* Begin READING TEXT *
I suspect many users are unaware of this 512K hard limit that's free to bump up to. I certainly was unaware. (I normally have to go in and manual tweak my systemd limits instead, usually in response to problems once I hit the limit...) I think fixing it automatically would help more users than it'd hurt. (I actually can't think how it'd hurt anybody?)

I don't think we need it as a backpressure mechanism. As the blog post mentions, memory limits are already that mechanism.

/cc @ianlancetaylor @aclements @rsc @randall77

ianlancetaylor commented 3 years ago

The limitation on select is not a kernel limitation. It's a limitation on the implementation of fd_set in glibc. And we've inherited that limitation in x/sys/unix.FdSet, but perhaps we could fix that. If we did, then we could raise the soft limit to the hard limit unconditionally.

I note that on my Debian system the soft and hard limits are both 131072. On my CentOS 6 system the soft limit is 1024 and the hard limit is 4096. On my recent Fedora system the soft limit is 1024 and the hard limit is 524288.

bradfitz commented 3 years ago

Yeah, I saw FdSet was struct { Bits [16]int64 }. Make it opaque with a [16]int64 used by default and a spill-over lazily-allocated bitmap when (*FDSet).Set(fd int) is called with a "big" fd? Doable, but I wonder if it's worth the effort. Does anybody actually use unix.Select?

We'd still need a conditional mechanism regardless for cgo I assume, as we wouldn't know whether C code was using select as easily?

FWIW, on my various Debian (buster) & Ubuntu (focal LTS, hirsute) machines here, I see 1024 & 1048576.

bradfitz commented 3 years ago

Does anybody actually use unix.Select?

GitHub code search says https://github.com/search?l=&p=2&q=unix.Select+language%3AGo&type=Code .... it's mostly wireguard-go's rwcancel package.

(cc @zx2c4 as FYI)

zx2c4 commented 3 years ago

~I'm happy to get rid of that and replace it with poll. (Want to send a patch?)~ Done: https://git.zx2c4.com/wireguard-go/commit/?id=a9b377e9e10eb5194c0bdff32136c11b17253bfd

This proposal sounds like a good idea, with the caveat that we probably shouldn't do it in initialization for -buildmode=shared.

rsc commented 2 years ago

What happens today, even in programs that do nothing but file I/O (no select etc), is that if you open too many files you get errors. Auto-bumping would let those programs run longer.

If Go did it at startup, it would be inherited by non-Go programs that we fork+exec. That is a potential incompatibility, but probably not a large one. Technically, I suppose we could undo it in the subprocess between fork and exec.
* End READING TEXT *
* Begin DATA ENTRIES *
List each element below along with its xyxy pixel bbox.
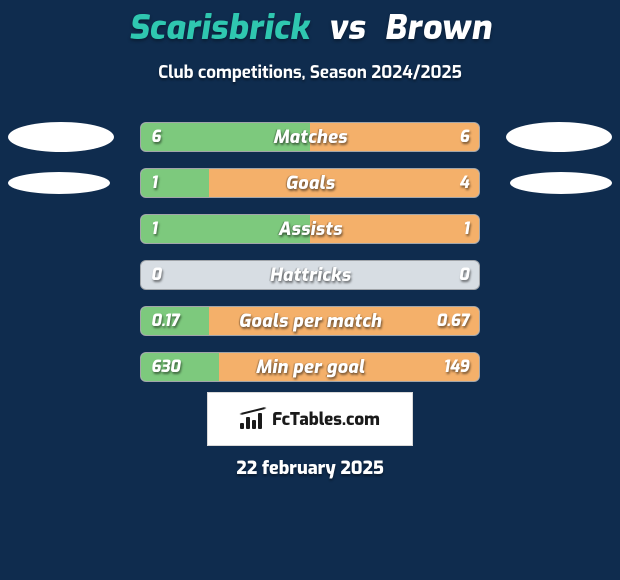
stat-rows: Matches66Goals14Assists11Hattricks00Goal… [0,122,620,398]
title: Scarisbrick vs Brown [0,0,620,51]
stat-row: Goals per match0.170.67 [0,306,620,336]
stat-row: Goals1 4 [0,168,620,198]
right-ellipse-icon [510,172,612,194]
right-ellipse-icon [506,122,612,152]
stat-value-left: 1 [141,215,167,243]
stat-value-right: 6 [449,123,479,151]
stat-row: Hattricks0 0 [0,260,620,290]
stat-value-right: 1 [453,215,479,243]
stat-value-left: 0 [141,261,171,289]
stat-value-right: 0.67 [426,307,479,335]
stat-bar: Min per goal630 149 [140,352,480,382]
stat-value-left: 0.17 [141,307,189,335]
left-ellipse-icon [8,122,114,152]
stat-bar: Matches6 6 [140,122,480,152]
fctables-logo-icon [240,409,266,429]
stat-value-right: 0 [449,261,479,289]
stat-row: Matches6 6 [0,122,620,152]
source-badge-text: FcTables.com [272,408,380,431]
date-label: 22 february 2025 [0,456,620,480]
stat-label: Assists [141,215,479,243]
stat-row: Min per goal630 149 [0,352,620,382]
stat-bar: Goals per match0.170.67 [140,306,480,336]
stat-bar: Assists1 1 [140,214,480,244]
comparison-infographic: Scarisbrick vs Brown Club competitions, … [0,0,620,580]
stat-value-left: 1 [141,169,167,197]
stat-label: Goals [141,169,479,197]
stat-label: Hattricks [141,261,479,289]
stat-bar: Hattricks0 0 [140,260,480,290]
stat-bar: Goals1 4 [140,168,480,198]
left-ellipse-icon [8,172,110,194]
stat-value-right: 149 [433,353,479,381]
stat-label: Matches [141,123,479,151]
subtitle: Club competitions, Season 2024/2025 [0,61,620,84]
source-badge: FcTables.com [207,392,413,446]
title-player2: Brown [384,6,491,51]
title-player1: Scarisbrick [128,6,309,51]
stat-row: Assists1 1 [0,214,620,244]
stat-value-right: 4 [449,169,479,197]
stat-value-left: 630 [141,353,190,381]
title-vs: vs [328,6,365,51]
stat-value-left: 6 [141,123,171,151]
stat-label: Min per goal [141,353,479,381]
* End DATA ENTRIES *
PROBLEMS AND TASKS -
- A) Using the thread, say whether each statement agrees with it, answering yes or no and quoting the deciding words: (i) the limitation on select comes from the kernel; (ii) on the Debian system mentioned by ianlancetaylor, the soft and hard limits are both 131072; (iii) code search showed that unix.Select is used mostly by wireguard-go's rwcancel package.
- B) Rewrite the part of the thread starting with "ianlancetaylor commented 3" and going on through "limit is 524288.", renaming "soft limit" to "default limit" each time it occurs.
The material above is separate from the thread and unrelated to it.

TASK ANSWERS -
- A)
(i) No: "The limitation on select is not a kernel limitation."
(ii) Yes: "on my Debian system the soft and hard limits are both 131072"
(iii) Yes: "it's mostly wireguard-go's rwcancel package."

- B)
ianlancetaylor commented 3 years ago

The limitation on select is not a kernel limitation. It's a limitation on the implementation of fd_set in glibc. And we've inherited that limitation in x/sys/unix.FdSet, but perhaps we could fix that. If we did, then we could raise the default limit to the hard limit unconditionally.

I note that on my Debian system the soft and hard limits are both 131072. On my CentOS 6 system the default limit is 1024 and the hard limit is 4096. On my recent Fedora system the default limit is 1024 and the hard limit is 524288.